Records for processing
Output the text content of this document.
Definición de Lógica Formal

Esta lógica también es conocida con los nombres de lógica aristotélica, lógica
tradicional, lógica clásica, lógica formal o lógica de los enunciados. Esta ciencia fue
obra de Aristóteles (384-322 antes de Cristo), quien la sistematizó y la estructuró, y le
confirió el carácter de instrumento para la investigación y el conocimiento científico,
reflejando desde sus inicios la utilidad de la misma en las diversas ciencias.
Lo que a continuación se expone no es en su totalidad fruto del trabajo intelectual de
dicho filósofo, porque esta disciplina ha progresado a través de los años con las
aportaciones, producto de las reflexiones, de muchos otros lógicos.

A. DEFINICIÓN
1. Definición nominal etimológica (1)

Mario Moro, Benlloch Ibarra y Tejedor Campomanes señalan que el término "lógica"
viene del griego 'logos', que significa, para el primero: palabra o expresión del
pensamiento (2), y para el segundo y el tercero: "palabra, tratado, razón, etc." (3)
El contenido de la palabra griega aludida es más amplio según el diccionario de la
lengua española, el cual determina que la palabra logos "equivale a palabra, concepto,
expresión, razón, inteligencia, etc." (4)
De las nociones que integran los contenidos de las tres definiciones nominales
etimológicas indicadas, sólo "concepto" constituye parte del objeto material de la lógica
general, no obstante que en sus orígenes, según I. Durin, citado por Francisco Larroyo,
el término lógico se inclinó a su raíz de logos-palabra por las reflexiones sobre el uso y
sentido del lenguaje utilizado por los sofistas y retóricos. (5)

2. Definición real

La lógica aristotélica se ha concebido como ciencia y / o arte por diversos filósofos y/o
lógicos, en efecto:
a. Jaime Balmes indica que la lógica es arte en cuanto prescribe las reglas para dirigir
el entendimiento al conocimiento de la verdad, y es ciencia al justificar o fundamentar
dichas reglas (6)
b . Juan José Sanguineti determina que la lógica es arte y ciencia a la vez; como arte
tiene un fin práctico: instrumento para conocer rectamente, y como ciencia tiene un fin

What is expected
Show every line in the listing above that carries the word "concepto".

Answer to this problem
lengua española, el cual determina que la palabra logos "equivale a palabra, concepto,
etimológicas indicadas, sólo "concepto" constituye parte del objeto material de la lógica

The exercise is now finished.